> [Data shown]
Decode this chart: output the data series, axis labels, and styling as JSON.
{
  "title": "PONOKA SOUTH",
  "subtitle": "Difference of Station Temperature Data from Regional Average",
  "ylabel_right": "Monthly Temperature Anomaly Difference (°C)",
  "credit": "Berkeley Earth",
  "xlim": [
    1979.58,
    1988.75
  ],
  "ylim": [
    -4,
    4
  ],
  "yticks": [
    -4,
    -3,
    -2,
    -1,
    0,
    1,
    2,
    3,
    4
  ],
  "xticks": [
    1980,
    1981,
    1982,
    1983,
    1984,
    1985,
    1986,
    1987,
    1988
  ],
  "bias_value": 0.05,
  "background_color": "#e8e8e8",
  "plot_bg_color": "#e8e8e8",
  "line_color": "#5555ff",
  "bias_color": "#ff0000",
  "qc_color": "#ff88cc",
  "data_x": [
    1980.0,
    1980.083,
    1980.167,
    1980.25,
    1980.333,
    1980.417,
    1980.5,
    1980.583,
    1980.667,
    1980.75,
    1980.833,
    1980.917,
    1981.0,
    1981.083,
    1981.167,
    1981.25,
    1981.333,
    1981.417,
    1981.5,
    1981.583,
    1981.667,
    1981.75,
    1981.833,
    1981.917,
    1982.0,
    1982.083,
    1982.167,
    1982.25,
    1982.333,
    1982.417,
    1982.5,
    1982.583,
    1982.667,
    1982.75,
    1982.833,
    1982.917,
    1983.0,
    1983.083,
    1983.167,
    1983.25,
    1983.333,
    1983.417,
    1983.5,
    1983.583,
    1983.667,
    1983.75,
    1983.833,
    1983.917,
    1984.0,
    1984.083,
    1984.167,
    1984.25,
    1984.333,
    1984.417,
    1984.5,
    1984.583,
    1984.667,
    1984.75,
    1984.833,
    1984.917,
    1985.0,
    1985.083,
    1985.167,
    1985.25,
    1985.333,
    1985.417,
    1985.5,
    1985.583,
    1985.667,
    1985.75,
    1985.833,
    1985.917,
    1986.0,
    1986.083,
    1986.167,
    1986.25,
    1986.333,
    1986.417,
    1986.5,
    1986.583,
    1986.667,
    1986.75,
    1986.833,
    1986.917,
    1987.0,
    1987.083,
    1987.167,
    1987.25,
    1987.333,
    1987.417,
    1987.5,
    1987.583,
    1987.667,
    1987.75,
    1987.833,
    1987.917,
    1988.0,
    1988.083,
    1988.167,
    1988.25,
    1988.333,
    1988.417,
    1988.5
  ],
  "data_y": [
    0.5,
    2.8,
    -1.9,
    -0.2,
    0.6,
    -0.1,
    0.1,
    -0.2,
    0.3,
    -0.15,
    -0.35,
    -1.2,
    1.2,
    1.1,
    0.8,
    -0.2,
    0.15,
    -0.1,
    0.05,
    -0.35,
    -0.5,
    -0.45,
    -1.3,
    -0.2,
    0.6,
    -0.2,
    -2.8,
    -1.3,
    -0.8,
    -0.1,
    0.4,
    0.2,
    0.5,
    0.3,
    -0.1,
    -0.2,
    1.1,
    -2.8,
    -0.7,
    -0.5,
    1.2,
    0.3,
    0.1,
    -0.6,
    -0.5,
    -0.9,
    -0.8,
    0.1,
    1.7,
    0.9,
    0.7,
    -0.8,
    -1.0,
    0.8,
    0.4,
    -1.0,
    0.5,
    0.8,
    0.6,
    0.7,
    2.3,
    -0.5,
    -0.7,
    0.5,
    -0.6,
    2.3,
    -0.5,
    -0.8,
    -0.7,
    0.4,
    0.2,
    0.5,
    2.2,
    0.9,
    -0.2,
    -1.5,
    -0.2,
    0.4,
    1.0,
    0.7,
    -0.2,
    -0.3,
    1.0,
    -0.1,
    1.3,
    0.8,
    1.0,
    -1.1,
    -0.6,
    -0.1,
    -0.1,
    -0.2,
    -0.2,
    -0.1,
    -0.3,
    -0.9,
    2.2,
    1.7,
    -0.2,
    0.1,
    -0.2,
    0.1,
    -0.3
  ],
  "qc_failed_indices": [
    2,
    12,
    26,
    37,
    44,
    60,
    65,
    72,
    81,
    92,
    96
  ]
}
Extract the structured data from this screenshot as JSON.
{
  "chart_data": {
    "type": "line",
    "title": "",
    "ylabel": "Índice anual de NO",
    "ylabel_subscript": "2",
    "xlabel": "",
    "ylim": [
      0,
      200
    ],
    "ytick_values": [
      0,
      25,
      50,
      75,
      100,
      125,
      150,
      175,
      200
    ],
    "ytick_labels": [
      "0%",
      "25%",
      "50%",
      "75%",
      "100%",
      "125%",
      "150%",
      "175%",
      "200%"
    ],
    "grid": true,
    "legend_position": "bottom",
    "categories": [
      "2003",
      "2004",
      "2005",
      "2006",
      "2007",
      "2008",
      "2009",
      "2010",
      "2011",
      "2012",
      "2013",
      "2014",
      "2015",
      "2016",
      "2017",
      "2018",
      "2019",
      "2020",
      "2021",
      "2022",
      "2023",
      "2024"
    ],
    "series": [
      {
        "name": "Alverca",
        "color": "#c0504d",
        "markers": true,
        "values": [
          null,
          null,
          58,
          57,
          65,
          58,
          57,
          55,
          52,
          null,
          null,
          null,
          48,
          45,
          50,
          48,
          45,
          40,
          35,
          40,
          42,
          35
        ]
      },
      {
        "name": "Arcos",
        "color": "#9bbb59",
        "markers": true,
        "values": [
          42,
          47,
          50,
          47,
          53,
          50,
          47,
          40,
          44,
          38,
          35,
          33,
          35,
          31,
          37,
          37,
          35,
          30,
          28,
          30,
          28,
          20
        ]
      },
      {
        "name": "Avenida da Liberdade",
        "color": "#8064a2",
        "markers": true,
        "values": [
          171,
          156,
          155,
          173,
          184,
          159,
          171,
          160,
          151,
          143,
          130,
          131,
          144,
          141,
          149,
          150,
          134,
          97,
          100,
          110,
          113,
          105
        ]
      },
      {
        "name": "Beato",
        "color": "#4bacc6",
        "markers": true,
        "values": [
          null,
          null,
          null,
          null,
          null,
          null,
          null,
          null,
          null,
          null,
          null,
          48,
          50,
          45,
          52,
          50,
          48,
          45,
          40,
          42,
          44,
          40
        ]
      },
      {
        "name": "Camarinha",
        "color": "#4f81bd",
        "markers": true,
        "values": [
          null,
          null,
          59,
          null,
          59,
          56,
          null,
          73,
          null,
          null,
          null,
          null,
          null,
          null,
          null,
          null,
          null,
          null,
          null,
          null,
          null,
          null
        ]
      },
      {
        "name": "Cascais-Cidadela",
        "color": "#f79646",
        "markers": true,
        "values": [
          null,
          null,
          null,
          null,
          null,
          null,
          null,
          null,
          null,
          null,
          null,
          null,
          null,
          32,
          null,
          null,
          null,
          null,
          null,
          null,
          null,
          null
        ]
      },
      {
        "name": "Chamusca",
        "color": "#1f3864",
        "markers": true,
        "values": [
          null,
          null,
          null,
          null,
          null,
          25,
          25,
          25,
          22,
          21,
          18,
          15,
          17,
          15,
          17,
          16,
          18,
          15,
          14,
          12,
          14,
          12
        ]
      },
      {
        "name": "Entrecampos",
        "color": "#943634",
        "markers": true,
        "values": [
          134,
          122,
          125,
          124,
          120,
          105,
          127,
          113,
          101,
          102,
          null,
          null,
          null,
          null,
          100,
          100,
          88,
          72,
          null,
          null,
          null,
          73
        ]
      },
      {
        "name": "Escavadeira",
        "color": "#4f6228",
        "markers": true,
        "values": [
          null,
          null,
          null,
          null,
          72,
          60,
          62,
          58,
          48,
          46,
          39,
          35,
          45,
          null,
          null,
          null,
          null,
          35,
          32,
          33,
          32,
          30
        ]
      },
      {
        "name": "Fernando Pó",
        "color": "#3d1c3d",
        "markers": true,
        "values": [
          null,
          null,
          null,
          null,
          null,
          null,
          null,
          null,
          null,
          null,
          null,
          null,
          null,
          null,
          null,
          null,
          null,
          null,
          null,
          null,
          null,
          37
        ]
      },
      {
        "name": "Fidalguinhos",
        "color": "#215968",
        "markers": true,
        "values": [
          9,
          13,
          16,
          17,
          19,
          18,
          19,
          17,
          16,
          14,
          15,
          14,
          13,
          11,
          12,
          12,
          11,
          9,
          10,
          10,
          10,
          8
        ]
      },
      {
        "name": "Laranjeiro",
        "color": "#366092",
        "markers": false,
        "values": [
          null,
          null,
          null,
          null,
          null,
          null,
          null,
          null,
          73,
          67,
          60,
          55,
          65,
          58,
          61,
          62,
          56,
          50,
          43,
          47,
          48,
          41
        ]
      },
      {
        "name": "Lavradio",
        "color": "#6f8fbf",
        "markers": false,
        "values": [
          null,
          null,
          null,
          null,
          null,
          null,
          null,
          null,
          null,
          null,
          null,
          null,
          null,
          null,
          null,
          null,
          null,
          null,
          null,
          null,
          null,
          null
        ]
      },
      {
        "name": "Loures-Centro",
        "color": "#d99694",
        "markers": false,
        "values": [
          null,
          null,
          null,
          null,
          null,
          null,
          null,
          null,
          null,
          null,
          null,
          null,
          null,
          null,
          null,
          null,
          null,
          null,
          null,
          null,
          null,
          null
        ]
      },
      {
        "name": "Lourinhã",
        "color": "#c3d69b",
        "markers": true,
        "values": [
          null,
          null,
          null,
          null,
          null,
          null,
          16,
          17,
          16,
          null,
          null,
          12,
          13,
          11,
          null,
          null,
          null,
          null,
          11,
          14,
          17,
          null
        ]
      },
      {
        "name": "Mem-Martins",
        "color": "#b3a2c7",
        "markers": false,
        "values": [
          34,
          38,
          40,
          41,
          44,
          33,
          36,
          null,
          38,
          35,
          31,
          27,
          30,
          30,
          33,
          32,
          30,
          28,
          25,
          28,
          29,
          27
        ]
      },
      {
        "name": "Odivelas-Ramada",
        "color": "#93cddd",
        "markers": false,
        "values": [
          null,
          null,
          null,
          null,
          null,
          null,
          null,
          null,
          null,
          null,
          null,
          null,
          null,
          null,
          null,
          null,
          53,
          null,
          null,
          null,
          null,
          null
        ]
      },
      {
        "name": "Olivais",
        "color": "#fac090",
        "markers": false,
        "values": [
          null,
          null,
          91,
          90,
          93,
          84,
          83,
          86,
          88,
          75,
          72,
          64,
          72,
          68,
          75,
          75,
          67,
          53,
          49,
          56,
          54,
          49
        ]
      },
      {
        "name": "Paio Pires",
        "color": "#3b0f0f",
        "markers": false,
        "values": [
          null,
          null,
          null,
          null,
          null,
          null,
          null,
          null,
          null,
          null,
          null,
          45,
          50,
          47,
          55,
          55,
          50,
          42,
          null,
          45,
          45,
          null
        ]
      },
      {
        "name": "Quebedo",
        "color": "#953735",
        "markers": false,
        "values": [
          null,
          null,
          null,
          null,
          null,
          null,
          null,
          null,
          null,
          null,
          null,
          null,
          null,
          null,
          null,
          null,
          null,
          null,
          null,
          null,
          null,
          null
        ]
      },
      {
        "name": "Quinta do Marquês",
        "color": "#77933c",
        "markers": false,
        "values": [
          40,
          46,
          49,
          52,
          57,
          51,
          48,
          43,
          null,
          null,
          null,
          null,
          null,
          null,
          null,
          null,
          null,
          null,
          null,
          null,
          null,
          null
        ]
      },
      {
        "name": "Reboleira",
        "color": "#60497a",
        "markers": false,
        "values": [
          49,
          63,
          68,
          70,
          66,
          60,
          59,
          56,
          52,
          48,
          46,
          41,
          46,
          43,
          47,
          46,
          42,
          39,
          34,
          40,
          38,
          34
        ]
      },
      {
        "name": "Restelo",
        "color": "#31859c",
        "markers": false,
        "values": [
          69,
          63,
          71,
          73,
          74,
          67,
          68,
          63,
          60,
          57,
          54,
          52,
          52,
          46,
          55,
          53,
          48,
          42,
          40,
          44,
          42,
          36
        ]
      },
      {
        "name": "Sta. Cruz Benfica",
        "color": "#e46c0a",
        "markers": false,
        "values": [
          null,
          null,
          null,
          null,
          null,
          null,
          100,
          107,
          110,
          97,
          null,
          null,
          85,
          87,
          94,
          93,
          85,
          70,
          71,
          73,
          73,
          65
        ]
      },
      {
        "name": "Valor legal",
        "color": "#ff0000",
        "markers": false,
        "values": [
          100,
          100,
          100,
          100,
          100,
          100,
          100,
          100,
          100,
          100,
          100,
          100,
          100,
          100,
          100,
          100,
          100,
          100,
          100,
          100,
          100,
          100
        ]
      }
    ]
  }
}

> [Work to complete] Your task is to gather every line with the word "Difference" and copy it.

> [Solution for this exercise]
  "subtitle": "Difference of Station Temperature Data from Regional Average",
  "ylabel_right": "Monthly Temperature Anomaly Difference (°C)",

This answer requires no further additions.